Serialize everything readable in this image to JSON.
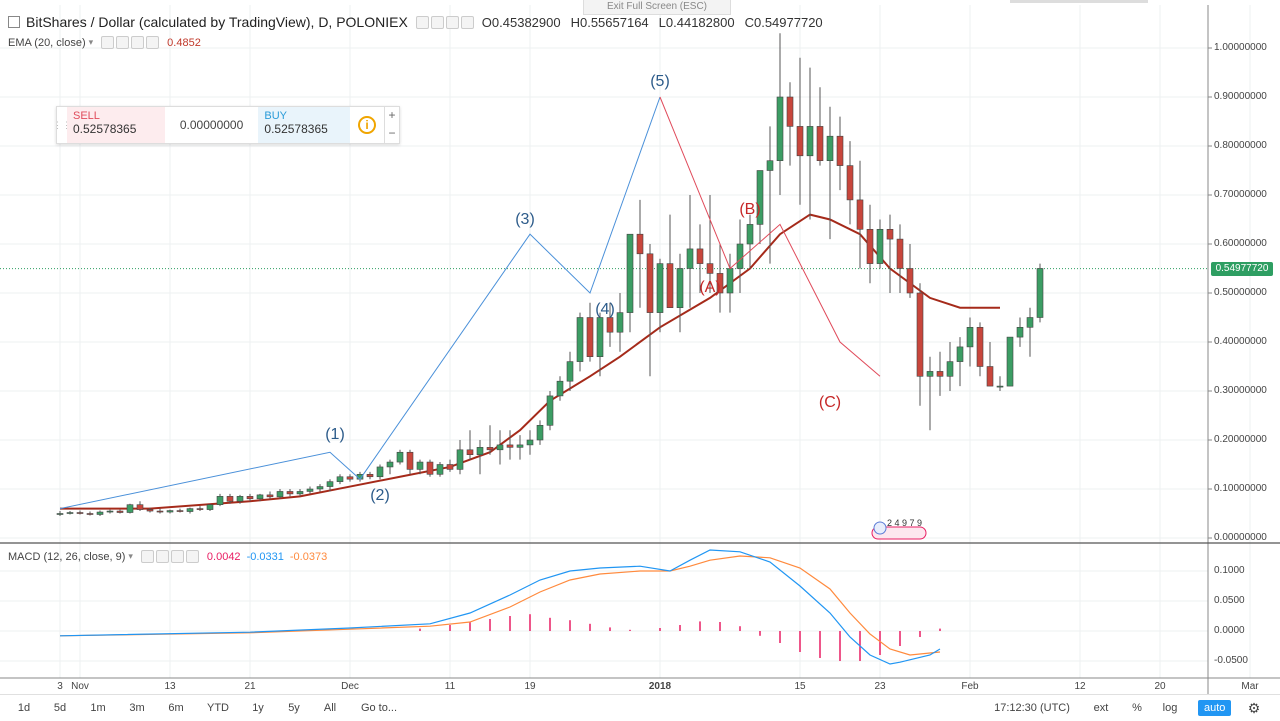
{
  "header": {
    "title": "BitShares / Dollar (calculated by TradingView), D, POLONIEX",
    "open": "O0.45382900",
    "high": "H0.55657164",
    "low": "L0.44182800",
    "close": "C0.54977720",
    "exit_fullscreen": "Exit Full Screen (ESC)"
  },
  "ema_legend": {
    "label": "EMA (20, close)",
    "value": "0.4852"
  },
  "macd_legend": {
    "label": "MACD (12, 26, close, 9)",
    "hist": "0.0042",
    "macd": "-0.0331",
    "signal": "-0.0373"
  },
  "trade_widget": {
    "sell_label": "SELL",
    "sell_value": "0.52578365",
    "spread": "0.00000000",
    "buy_label": "BUY",
    "buy_value": "0.52578365",
    "plus": "+",
    "minus": "−",
    "info": "i"
  },
  "last_price_label": "0.54977720",
  "events_label": "2 4 9 7 9",
  "wave_labels": [
    {
      "text": "(1)",
      "color": "#2c5b8a"
    },
    {
      "text": "(2)",
      "color": "#2c5b8a"
    },
    {
      "text": "(3)",
      "color": "#2c5b8a"
    },
    {
      "text": "(4)",
      "color": "#2c5b8a"
    },
    {
      "text": "(5)",
      "color": "#2c5b8a"
    },
    {
      "text": "(A)",
      "color": "#c62828"
    },
    {
      "text": "(B)",
      "color": "#c62828"
    },
    {
      "text": "(C)",
      "color": "#c62828"
    }
  ],
  "bottom_bar": {
    "timeframes": [
      "1d",
      "5d",
      "1m",
      "3m",
      "6m",
      "YTD",
      "1y",
      "5y",
      "All",
      "Go to..."
    ],
    "time": "17:12:30 (UTC)",
    "right": [
      "ext",
      "%",
      "log",
      "auto"
    ]
  },
  "colors": {
    "up": "#3c9d64",
    "down": "#c8463c",
    "ema": "#a52a1a",
    "macd": "#2196f3",
    "signal": "#ff8a3d",
    "hist": "#e91e63",
    "wave_impulse": "#4a90d9",
    "wave_correction": "#e04b5b"
  },
  "chart_data": [
    {
      "type": "candlestick",
      "title": "BitShares / Dollar (calculated by TradingView), D, POLONIEX",
      "ylim": [
        0,
        1.05
      ],
      "y_ticks": [
        "1.00000000",
        "0.90000000",
        "0.80000000",
        "0.70000000",
        "0.60000000",
        "0.50000000",
        "0.40000000",
        "0.30000000",
        "0.20000000",
        "0.10000000",
        "0.00000000"
      ],
      "x_ticks": [
        "3",
        "Nov",
        "13",
        "21",
        "Dec",
        "11",
        "19",
        "2018",
        "15",
        "23",
        "Feb",
        "12",
        "20",
        "Mar"
      ],
      "x_tick_days": [
        -29,
        -27,
        -18,
        -10,
        0,
        10,
        18,
        31,
        45,
        53,
        62,
        73,
        81,
        90
      ],
      "day0": "2017-12-01",
      "candles": [
        [
          0.05,
          0.055,
          0.045,
          0.05
        ],
        [
          0.05,
          0.055,
          0.048,
          0.052
        ],
        [
          0.052,
          0.056,
          0.048,
          0.05
        ],
        [
          0.05,
          0.054,
          0.046,
          0.048
        ],
        [
          0.048,
          0.056,
          0.045,
          0.053
        ],
        [
          0.053,
          0.058,
          0.05,
          0.055
        ],
        [
          0.055,
          0.058,
          0.05,
          0.052
        ],
        [
          0.052,
          0.07,
          0.05,
          0.068
        ],
        [
          0.068,
          0.075,
          0.055,
          0.058
        ],
        [
          0.058,
          0.062,
          0.052,
          0.055
        ],
        [
          0.055,
          0.06,
          0.05,
          0.053
        ],
        [
          0.053,
          0.058,
          0.05,
          0.056
        ],
        [
          0.056,
          0.06,
          0.052,
          0.054
        ],
        [
          0.054,
          0.062,
          0.05,
          0.06
        ],
        [
          0.06,
          0.065,
          0.055,
          0.058
        ],
        [
          0.058,
          0.07,
          0.055,
          0.068
        ],
        [
          0.068,
          0.09,
          0.065,
          0.085
        ],
        [
          0.085,
          0.09,
          0.07,
          0.075
        ],
        [
          0.075,
          0.088,
          0.07,
          0.085
        ],
        [
          0.085,
          0.09,
          0.075,
          0.08
        ],
        [
          0.08,
          0.09,
          0.075,
          0.088
        ],
        [
          0.088,
          0.095,
          0.08,
          0.084
        ],
        [
          0.084,
          0.1,
          0.08,
          0.095
        ],
        [
          0.095,
          0.1,
          0.085,
          0.09
        ],
        [
          0.09,
          0.1,
          0.085,
          0.095
        ],
        [
          0.095,
          0.105,
          0.09,
          0.1
        ],
        [
          0.1,
          0.11,
          0.095,
          0.105
        ],
        [
          0.105,
          0.12,
          0.095,
          0.115
        ],
        [
          0.115,
          0.13,
          0.11,
          0.125
        ],
        [
          0.125,
          0.13,
          0.115,
          0.12
        ],
        [
          0.12,
          0.135,
          0.115,
          0.13
        ],
        [
          0.13,
          0.135,
          0.12,
          0.125
        ],
        [
          0.125,
          0.15,
          0.12,
          0.145
        ],
        [
          0.145,
          0.16,
          0.13,
          0.155
        ],
        [
          0.155,
          0.18,
          0.15,
          0.175
        ],
        [
          0.175,
          0.18,
          0.13,
          0.14
        ],
        [
          0.14,
          0.16,
          0.13,
          0.155
        ],
        [
          0.155,
          0.16,
          0.125,
          0.13
        ],
        [
          0.13,
          0.155,
          0.125,
          0.15
        ],
        [
          0.15,
          0.16,
          0.135,
          0.14
        ],
        [
          0.14,
          0.2,
          0.13,
          0.18
        ],
        [
          0.18,
          0.22,
          0.16,
          0.17
        ],
        [
          0.17,
          0.2,
          0.13,
          0.185
        ],
        [
          0.185,
          0.23,
          0.17,
          0.18
        ],
        [
          0.18,
          0.22,
          0.15,
          0.19
        ],
        [
          0.19,
          0.22,
          0.16,
          0.185
        ],
        [
          0.185,
          0.21,
          0.16,
          0.19
        ],
        [
          0.19,
          0.22,
          0.17,
          0.2
        ],
        [
          0.2,
          0.24,
          0.19,
          0.23
        ],
        [
          0.23,
          0.3,
          0.22,
          0.29
        ],
        [
          0.29,
          0.33,
          0.28,
          0.32
        ],
        [
          0.32,
          0.38,
          0.3,
          0.36
        ],
        [
          0.36,
          0.46,
          0.34,
          0.45
        ],
        [
          0.45,
          0.48,
          0.36,
          0.37
        ],
        [
          0.37,
          0.46,
          0.33,
          0.45
        ],
        [
          0.45,
          0.48,
          0.39,
          0.42
        ],
        [
          0.42,
          0.5,
          0.38,
          0.46
        ],
        [
          0.46,
          0.62,
          0.42,
          0.62
        ],
        [
          0.62,
          0.69,
          0.47,
          0.58
        ],
        [
          0.58,
          0.6,
          0.33,
          0.46
        ],
        [
          0.46,
          0.57,
          0.42,
          0.56
        ],
        [
          0.56,
          0.66,
          0.47,
          0.47
        ],
        [
          0.47,
          0.58,
          0.42,
          0.55
        ],
        [
          0.55,
          0.7,
          0.47,
          0.59
        ],
        [
          0.59,
          0.64,
          0.5,
          0.56
        ],
        [
          0.56,
          0.7,
          0.5,
          0.54
        ],
        [
          0.54,
          0.6,
          0.46,
          0.5
        ],
        [
          0.5,
          0.58,
          0.46,
          0.55
        ],
        [
          0.55,
          0.65,
          0.5,
          0.6
        ],
        [
          0.6,
          0.66,
          0.55,
          0.64
        ],
        [
          0.64,
          0.75,
          0.6,
          0.75
        ],
        [
          0.75,
          0.84,
          0.56,
          0.77
        ],
        [
          0.77,
          1.03,
          0.7,
          0.9
        ],
        [
          0.9,
          0.93,
          0.76,
          0.84
        ],
        [
          0.84,
          0.98,
          0.68,
          0.78
        ],
        [
          0.78,
          0.96,
          0.65,
          0.84
        ],
        [
          0.84,
          0.92,
          0.76,
          0.77
        ],
        [
          0.77,
          0.88,
          0.61,
          0.82
        ],
        [
          0.82,
          0.86,
          0.71,
          0.76
        ],
        [
          0.76,
          0.81,
          0.64,
          0.69
        ],
        [
          0.69,
          0.77,
          0.55,
          0.63
        ],
        [
          0.63,
          0.68,
          0.52,
          0.56
        ],
        [
          0.56,
          0.65,
          0.55,
          0.63
        ],
        [
          0.63,
          0.66,
          0.5,
          0.61
        ],
        [
          0.61,
          0.64,
          0.5,
          0.55
        ],
        [
          0.55,
          0.6,
          0.49,
          0.5
        ],
        [
          0.5,
          0.52,
          0.27,
          0.33
        ],
        [
          0.33,
          0.37,
          0.22,
          0.34
        ],
        [
          0.34,
          0.38,
          0.29,
          0.33
        ],
        [
          0.33,
          0.4,
          0.3,
          0.36
        ],
        [
          0.36,
          0.41,
          0.31,
          0.39
        ],
        [
          0.39,
          0.45,
          0.35,
          0.43
        ],
        [
          0.43,
          0.44,
          0.33,
          0.35
        ],
        [
          0.35,
          0.4,
          0.31,
          0.31
        ],
        [
          0.31,
          0.33,
          0.3,
          0.31
        ],
        [
          0.31,
          0.41,
          0.31,
          0.41
        ],
        [
          0.41,
          0.45,
          0.39,
          0.43
        ],
        [
          0.43,
          0.47,
          0.37,
          0.45
        ],
        [
          0.45,
          0.56,
          0.44,
          0.55
        ]
      ],
      "candle_start_day": -29,
      "ema": [
        [
          -29,
          0.06
        ],
        [
          -20,
          0.06
        ],
        [
          -10,
          0.075
        ],
        [
          -5,
          0.085
        ],
        [
          0,
          0.105
        ],
        [
          5,
          0.125
        ],
        [
          10,
          0.145
        ],
        [
          14,
          0.175
        ],
        [
          17,
          0.22
        ],
        [
          20,
          0.28
        ],
        [
          24,
          0.33
        ],
        [
          27,
          0.37
        ],
        [
          31,
          0.43
        ],
        [
          36,
          0.49
        ],
        [
          40,
          0.55
        ],
        [
          43,
          0.62
        ],
        [
          46,
          0.66
        ],
        [
          48,
          0.65
        ],
        [
          51,
          0.62
        ],
        [
          54,
          0.55
        ],
        [
          58,
          0.49
        ],
        [
          61,
          0.47
        ],
        [
          65,
          0.47
        ]
      ],
      "last_price": 0.5497772
    },
    {
      "type": "line",
      "title": "MACD (12, 26, close, 9)",
      "ylim": [
        -0.065,
        0.13
      ],
      "y_ticks": [
        "0.1000",
        "0.0500",
        "0.0000",
        "-0.0500"
      ],
      "macd": [
        [
          -29,
          -0.008
        ],
        [
          -10,
          -0.002
        ],
        [
          0,
          0.005
        ],
        [
          8,
          0.012
        ],
        [
          12,
          0.03
        ],
        [
          16,
          0.06
        ],
        [
          19,
          0.085
        ],
        [
          22,
          0.1
        ],
        [
          25,
          0.105
        ],
        [
          29,
          0.108
        ],
        [
          32,
          0.1
        ],
        [
          34,
          0.118
        ],
        [
          36,
          0.135
        ],
        [
          39,
          0.132
        ],
        [
          42,
          0.115
        ],
        [
          45,
          0.075
        ],
        [
          48,
          0.03
        ],
        [
          50,
          -0.01
        ],
        [
          52,
          -0.04
        ],
        [
          54,
          -0.055
        ],
        [
          55,
          -0.052
        ],
        [
          58,
          -0.04
        ],
        [
          59,
          -0.03
        ]
      ],
      "signal": [
        [
          -29,
          -0.008
        ],
        [
          -10,
          -0.003
        ],
        [
          0,
          0.003
        ],
        [
          8,
          0.008
        ],
        [
          12,
          0.015
        ],
        [
          16,
          0.04
        ],
        [
          19,
          0.065
        ],
        [
          22,
          0.085
        ],
        [
          25,
          0.095
        ],
        [
          29,
          0.1
        ],
        [
          32,
          0.1
        ],
        [
          34,
          0.108
        ],
        [
          36,
          0.118
        ],
        [
          39,
          0.125
        ],
        [
          42,
          0.122
        ],
        [
          45,
          0.105
        ],
        [
          48,
          0.07
        ],
        [
          50,
          0.03
        ],
        [
          52,
          -0.005
        ],
        [
          54,
          -0.03
        ],
        [
          56,
          -0.04
        ],
        [
          59,
          -0.035
        ]
      ],
      "histogram": [
        [
          7,
          0.004
        ],
        [
          10,
          0.01
        ],
        [
          12,
          0.015
        ],
        [
          14,
          0.02
        ],
        [
          16,
          0.025
        ],
        [
          18,
          0.028
        ],
        [
          20,
          0.022
        ],
        [
          22,
          0.018
        ],
        [
          24,
          0.012
        ],
        [
          26,
          0.006
        ],
        [
          28,
          0.002
        ],
        [
          31,
          0.005
        ],
        [
          33,
          0.01
        ],
        [
          35,
          0.016
        ],
        [
          37,
          0.015
        ],
        [
          39,
          0.008
        ],
        [
          41,
          -0.008
        ],
        [
          43,
          -0.02
        ],
        [
          45,
          -0.035
        ],
        [
          47,
          -0.045
        ],
        [
          49,
          -0.05
        ],
        [
          51,
          -0.05
        ],
        [
          53,
          -0.04
        ],
        [
          55,
          -0.025
        ],
        [
          57,
          -0.01
        ],
        [
          59,
          0.004
        ]
      ]
    }
  ]
}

========================================================================

> _EXERCISE_
Go through the data and count each line that has the word "title", then give the total alone.

> _TASK ANSWER_
3